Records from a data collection
-*-

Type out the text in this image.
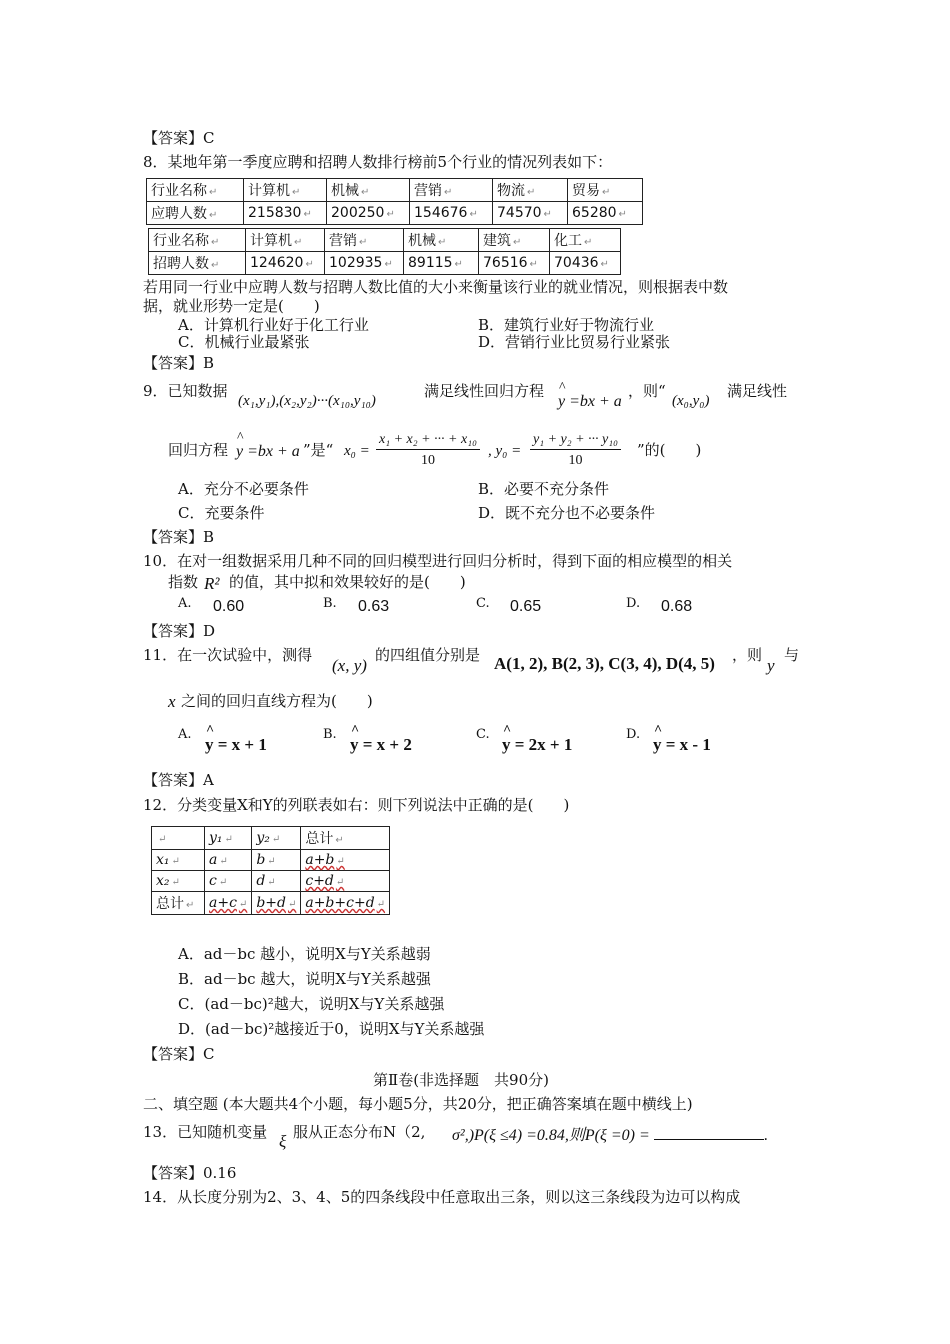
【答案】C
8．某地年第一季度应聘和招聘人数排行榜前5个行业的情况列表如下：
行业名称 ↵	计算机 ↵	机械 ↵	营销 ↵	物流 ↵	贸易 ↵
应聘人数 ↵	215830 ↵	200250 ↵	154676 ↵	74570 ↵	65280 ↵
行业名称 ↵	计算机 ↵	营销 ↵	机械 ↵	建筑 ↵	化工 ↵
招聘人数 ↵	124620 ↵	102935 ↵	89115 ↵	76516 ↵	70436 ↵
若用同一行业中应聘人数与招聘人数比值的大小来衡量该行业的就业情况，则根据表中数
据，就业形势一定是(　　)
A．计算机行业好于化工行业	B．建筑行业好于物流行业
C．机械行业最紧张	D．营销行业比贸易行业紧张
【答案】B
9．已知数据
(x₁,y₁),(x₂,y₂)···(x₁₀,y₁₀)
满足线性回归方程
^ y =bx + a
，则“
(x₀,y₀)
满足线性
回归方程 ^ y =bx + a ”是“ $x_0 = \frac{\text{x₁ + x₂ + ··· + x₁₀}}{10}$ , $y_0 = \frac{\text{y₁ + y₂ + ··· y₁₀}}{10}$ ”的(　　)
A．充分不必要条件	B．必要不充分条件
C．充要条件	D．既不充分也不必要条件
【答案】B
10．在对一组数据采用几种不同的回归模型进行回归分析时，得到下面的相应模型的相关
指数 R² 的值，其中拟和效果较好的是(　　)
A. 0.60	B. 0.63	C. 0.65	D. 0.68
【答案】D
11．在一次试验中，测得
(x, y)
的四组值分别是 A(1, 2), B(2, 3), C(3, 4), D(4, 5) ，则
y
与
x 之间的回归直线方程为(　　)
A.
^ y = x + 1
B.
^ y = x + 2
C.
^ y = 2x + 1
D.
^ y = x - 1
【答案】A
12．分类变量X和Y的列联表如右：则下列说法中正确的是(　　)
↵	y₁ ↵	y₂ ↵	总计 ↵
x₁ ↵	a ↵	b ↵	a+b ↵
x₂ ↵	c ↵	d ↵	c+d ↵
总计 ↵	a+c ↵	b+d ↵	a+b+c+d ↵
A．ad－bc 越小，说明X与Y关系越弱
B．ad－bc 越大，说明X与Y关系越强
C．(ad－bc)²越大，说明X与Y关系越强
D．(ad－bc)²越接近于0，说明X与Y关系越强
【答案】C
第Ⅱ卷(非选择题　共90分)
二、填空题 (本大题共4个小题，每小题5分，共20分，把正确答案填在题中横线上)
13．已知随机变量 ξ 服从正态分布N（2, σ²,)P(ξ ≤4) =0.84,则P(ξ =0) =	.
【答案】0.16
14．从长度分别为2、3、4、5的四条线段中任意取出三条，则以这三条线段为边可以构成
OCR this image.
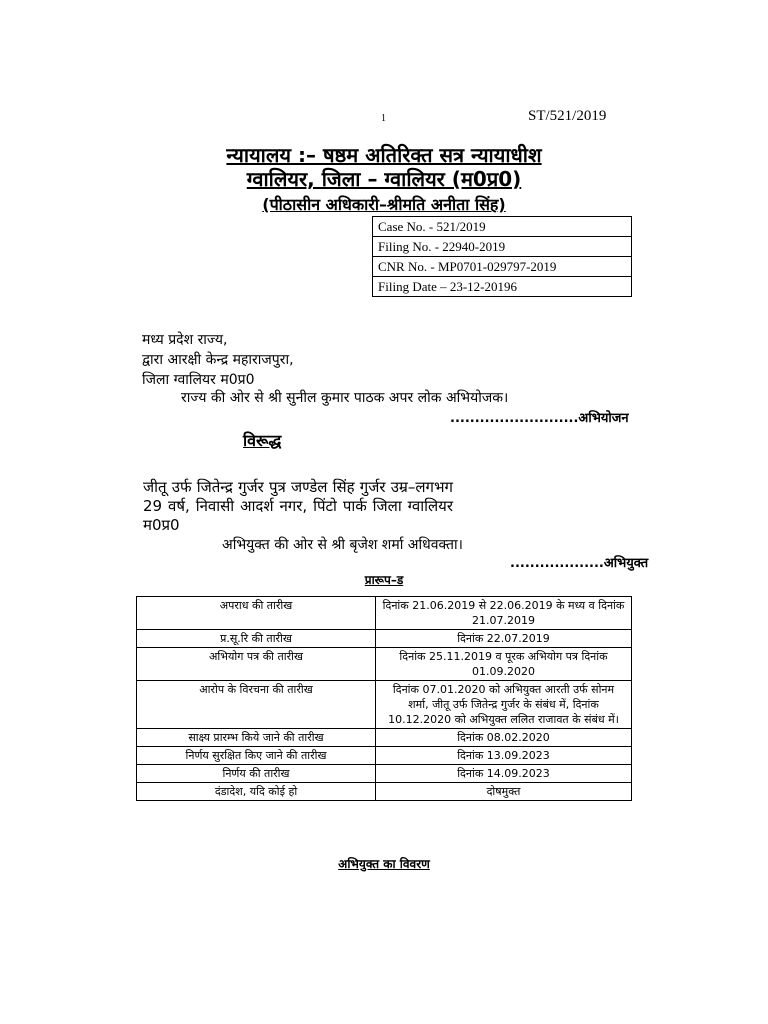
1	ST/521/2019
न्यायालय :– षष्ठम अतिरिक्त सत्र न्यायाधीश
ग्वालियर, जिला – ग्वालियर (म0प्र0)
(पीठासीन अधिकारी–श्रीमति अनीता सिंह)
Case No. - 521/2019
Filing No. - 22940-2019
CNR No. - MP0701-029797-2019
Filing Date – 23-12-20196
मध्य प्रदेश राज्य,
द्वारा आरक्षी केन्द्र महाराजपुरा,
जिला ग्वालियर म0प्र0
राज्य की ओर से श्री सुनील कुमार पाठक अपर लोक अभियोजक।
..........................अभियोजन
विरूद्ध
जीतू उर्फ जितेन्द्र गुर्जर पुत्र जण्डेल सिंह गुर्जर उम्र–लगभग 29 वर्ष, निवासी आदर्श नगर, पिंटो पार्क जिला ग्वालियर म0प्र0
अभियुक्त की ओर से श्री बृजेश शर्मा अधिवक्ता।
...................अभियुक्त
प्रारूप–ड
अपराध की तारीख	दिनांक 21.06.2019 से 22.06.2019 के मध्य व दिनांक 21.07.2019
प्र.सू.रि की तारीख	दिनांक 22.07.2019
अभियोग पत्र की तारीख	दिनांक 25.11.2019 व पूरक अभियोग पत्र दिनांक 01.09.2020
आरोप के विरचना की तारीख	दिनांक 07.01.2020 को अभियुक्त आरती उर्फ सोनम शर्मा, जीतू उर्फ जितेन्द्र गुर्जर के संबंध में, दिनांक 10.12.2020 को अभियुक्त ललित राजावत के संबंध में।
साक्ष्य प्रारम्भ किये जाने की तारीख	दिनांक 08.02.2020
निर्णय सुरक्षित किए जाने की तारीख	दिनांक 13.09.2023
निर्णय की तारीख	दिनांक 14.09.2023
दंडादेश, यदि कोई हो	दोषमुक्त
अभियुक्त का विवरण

-*-

> **REQUIREMENT**: Leave out the pictures and output every record above precisely as given.

> **THE COMPLETED TASK**:
Type out the text in this image.
【答案】C
8．某地年第一季度应聘和招聘人数排行榜前5个行业的情况列表如下：
行业名称 ↵	计算机 ↵	机械 ↵	营销 ↵	物流 ↵	贸易 ↵
应聘人数 ↵	215830 ↵	200250 ↵	154676 ↵	74570 ↵	65280 ↵
行业名称 ↵	计算机 ↵	营销 ↵	机械 ↵	建筑 ↵	化工 ↵
招聘人数 ↵	124620 ↵	102935 ↵	89115 ↵	76516 ↵	70436 ↵
若用同一行业中应聘人数与招聘人数比值的大小来衡量该行业的就业情况，则根据表中数
据，就业形势一定是(　　)
A．计算机行业好于化工行业	B．建筑行业好于物流行业
C．机械行业最紧张	D．营销行业比贸易行业紧张
【答案】B
9．已知数据
(x₁,y₁),(x₂,y₂)···(x₁₀,y₁₀)
满足线性回归方程
^ y =bx + a
，则“
(x₀,y₀)
满足线性
回归方程 ^ y =bx + a ”是“ $x_0 = \frac{\text{x₁ + x₂ + ··· + x₁₀}}{10}$ , $y_0 = \frac{\text{y₁ + y₂ + ··· y₁₀}}{10}$ ”的(　　)
A．充分不必要条件	B．必要不充分条件
C．充要条件	D．既不充分也不必要条件
【答案】B
10．在对一组数据采用几种不同的回归模型进行回归分析时，得到下面的相应模型的相关
指数 R² 的值，其中拟和效果较好的是(　　)
A. 0.60	B. 0.63	C. 0.65	D. 0.68
【答案】D
11．在一次试验中，测得
(x, y)
的四组值分别是 A(1, 2), B(2, 3), C(3, 4), D(4, 5) ，则
y
与
x 之间的回归直线方程为(　　)
A.
^ y = x + 1
B.
^ y = x + 2
C.
^ y = 2x + 1
D.
^ y = x - 1
【答案】A
12．分类变量X和Y的列联表如右：则下列说法中正确的是(　　)
↵	y₁ ↵	y₂ ↵	总计 ↵
x₁ ↵	a ↵	b ↵	a+b ↵
x₂ ↵	c ↵	d ↵	c+d ↵
总计 ↵	a+c ↵	b+d ↵	a+b+c+d ↵
A．ad－bc 越小，说明X与Y关系越弱
B．ad－bc 越大，说明X与Y关系越强
C．(ad－bc)²越大，说明X与Y关系越强
D．(ad－bc)²越接近于0，说明X与Y关系越强
【答案】C
第Ⅱ卷(非选择题　共90分)
二、填空题 (本大题共4个小题，每小题5分，共20分，把正确答案填在题中横线上)
13．已知随机变量 ξ 服从正态分布N（2, σ²,)P(ξ ≤4) =0.84,则P(ξ =0) =	.
【答案】0.16
14．从长度分别为2、3、4、5的四条线段中任意取出三条，则以这三条线段为边可以构成
OCR this image.
1	ST/521/2019
न्यायालय :– षष्ठम अतिरिक्त सत्र न्यायाधीश
ग्वालियर, जिला – ग्वालियर (म0प्र0)
(पीठासीन अधिकारी–श्रीमति अनीता सिंह)
Case No. - 521/2019
Filing No. - 22940-2019
CNR No. - MP0701-029797-2019
Filing Date – 23-12-20196
मध्य प्रदेश राज्य,
द्वारा आरक्षी केन्द्र महाराजपुरा,
जिला ग्वालियर म0प्र0
राज्य की ओर से श्री सुनील कुमार पाठक अपर लोक अभियोजक।
..........................अभियोजन
विरूद्ध
जीतू उर्फ जितेन्द्र गुर्जर पुत्र जण्डेल सिंह गुर्जर उम्र–लगभग 29 वर्ष, निवासी आदर्श नगर, पिंटो पार्क जिला ग्वालियर म0प्र0
अभियुक्त की ओर से श्री बृजेश शर्मा अधिवक्ता।
...................अभियुक्त
प्रारूप–ड
अपराध की तारीख	दिनांक 21.06.2019 से 22.06.2019 के मध्य व दिनांक 21.07.2019
प्र.सू.रि की तारीख	दिनांक 22.07.2019
अभियोग पत्र की तारीख	दिनांक 25.11.2019 व पूरक अभियोग पत्र दिनांक 01.09.2020
आरोप के विरचना की तारीख	दिनांक 07.01.2020 को अभियुक्त आरती उर्फ सोनम शर्मा, जीतू उर्फ जितेन्द्र गुर्जर के संबंध में, दिनांक 10.12.2020 को अभियुक्त ललित राजावत के संबंध में।
साक्ष्य प्रारम्भ किये जाने की तारीख	दिनांक 08.02.2020
निर्णय सुरक्षित किए जाने की तारीख	दिनांक 13.09.2023
निर्णय की तारीख	दिनांक 14.09.2023
दंडादेश, यदि कोई हो	दोषमुक्त
अभियुक्त का विवरण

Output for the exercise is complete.